## PROBLEM TO WORK ON:
Copy all lines below exactly as written. Leave pictures out.
+===+
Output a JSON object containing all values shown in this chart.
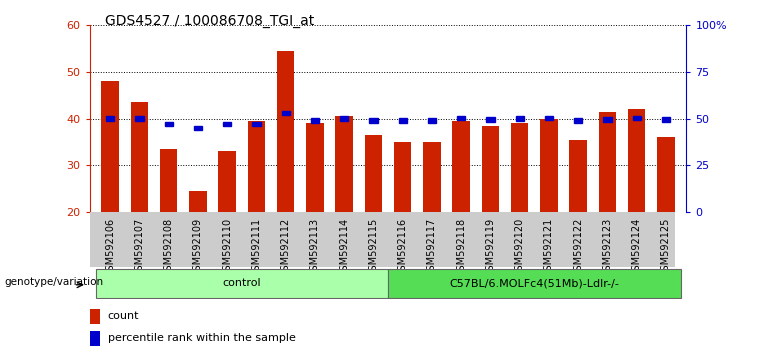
{
  "title": "GDS4527 / 100086708_TGI_at",
  "samples": [
    "GSM592106",
    "GSM592107",
    "GSM592108",
    "GSM592109",
    "GSM592110",
    "GSM592111",
    "GSM592112",
    "GSM592113",
    "GSM592114",
    "GSM592115",
    "GSM592116",
    "GSM592117",
    "GSM592118",
    "GSM592119",
    "GSM592120",
    "GSM592121",
    "GSM592122",
    "GSM592123",
    "GSM592124",
    "GSM592125"
  ],
  "bar_values": [
    48.0,
    43.5,
    33.5,
    24.5,
    33.0,
    39.5,
    54.5,
    39.0,
    40.5,
    36.5,
    35.0,
    35.0,
    39.5,
    38.5,
    39.0,
    40.0,
    35.5,
    41.5,
    42.0,
    36.0
  ],
  "percentile_values": [
    50.0,
    50.0,
    47.0,
    45.0,
    47.0,
    47.0,
    53.0,
    49.0,
    50.0,
    49.0,
    49.0,
    49.0,
    50.5,
    49.5,
    50.0,
    50.5,
    49.0,
    49.5,
    50.5,
    49.5
  ],
  "bar_color": "#cc2200",
  "percentile_color": "#0000cc",
  "ymin": 20,
  "ymax": 60,
  "yticks": [
    20,
    30,
    40,
    50,
    60
  ],
  "y2min": 0,
  "y2max": 100,
  "y2ticks": [
    0,
    25,
    50,
    75,
    100
  ],
  "groups": [
    {
      "label": "control",
      "start": 0,
      "end": 9,
      "color": "#aaffaa"
    },
    {
      "label": "C57BL/6.MOLFc4(51Mb)-Ldlr-/-",
      "start": 10,
      "end": 19,
      "color": "#55dd55"
    }
  ],
  "genotype_label": "genotype/variation",
  "legend_count": "count",
  "legend_percentile": "percentile rank within the sample",
  "title_fontsize": 10,
  "tick_label_fontsize": 7,
  "axis_color_left": "#cc2200",
  "axis_color_right": "#0000cc",
  "bg_color": "#ffffff",
  "tick_bg_color": "#cccccc"
}
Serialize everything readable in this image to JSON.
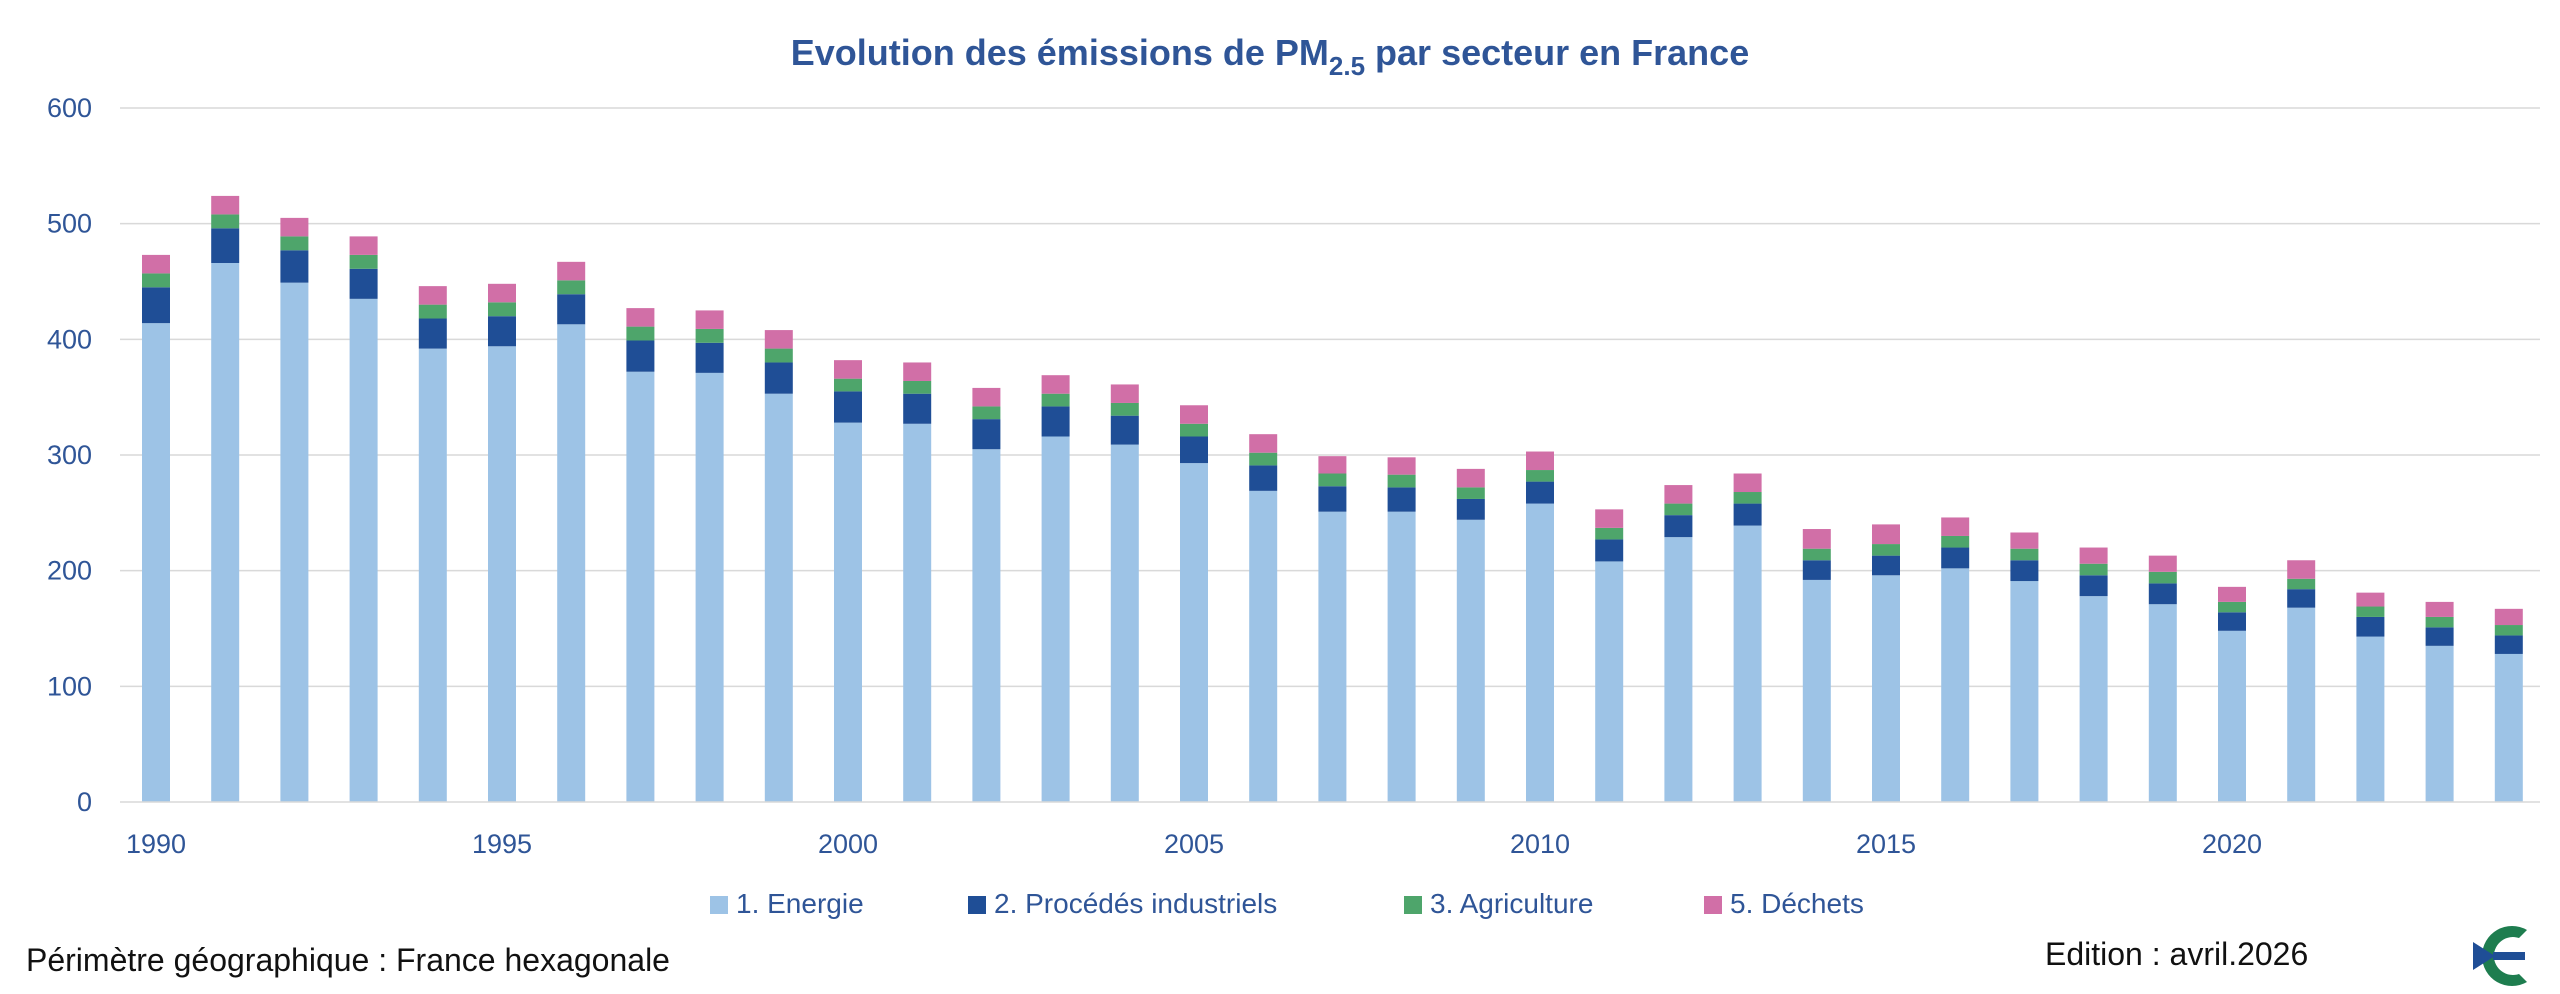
+===+
## EXERCISE ANSWER:
Output a JSON object containing all values shown in this chart.
{
  "title": "GDS4527 / 100086708_TGI_at",
  "samples": [
    "GSM592106",
    "GSM592107",
    "GSM592108",
    "GSM592109",
    "GSM592110",
    "GSM592111",
    "GSM592112",
    "GSM592113",
    "GSM592114",
    "GSM592115",
    "GSM592116",
    "GSM592117",
    "GSM592118",
    "GSM592119",
    "GSM592120",
    "GSM592121",
    "GSM592122",
    "GSM592123",
    "GSM592124",
    "GSM592125"
  ],
  "bar_values": [
    48.0,
    43.5,
    33.5,
    24.5,
    33.0,
    39.5,
    54.5,
    39.0,
    40.5,
    36.5,
    35.0,
    35.0,
    39.5,
    38.5,
    39.0,
    40.0,
    35.5,
    41.5,
    42.0,
    36.0
  ],
  "percentile_values": [
    50.0,
    50.0,
    47.0,
    45.0,
    47.0,
    47.0,
    53.0,
    49.0,
    50.0,
    49.0,
    49.0,
    49.0,
    50.5,
    49.5,
    50.0,
    50.5,
    49.0,
    49.5,
    50.5,
    49.5
  ],
  "bar_color": "#cc2200",
  "percentile_color": "#0000cc",
  "ymin": 20,
  "ymax": 60,
  "yticks": [
    20,
    30,
    40,
    50,
    60
  ],
  "y2min": 0,
  "y2max": 100,
  "y2ticks": [
    0,
    25,
    50,
    75,
    100
  ],
  "groups": [
    {
      "label": "control",
      "start": 0,
      "end": 9,
      "color": "#aaffaa"
    },
    {
      "label": "C57BL/6.MOLFc4(51Mb)-Ldlr-/-",
      "start": 10,
      "end": 19,
      "color": "#55dd55"
    }
  ],
  "genotype_label": "genotype/variation",
  "legend_count": "count",
  "legend_percentile": "percentile rank within the sample",
  "title_fontsize": 10,
  "tick_label_fontsize": 7,
  "axis_color_left": "#cc2200",
  "axis_color_right": "#0000cc",
  "bg_color": "#ffffff",
  "tick_bg_color": "#cccccc"
}
Serialize everything readable in this image to JSON.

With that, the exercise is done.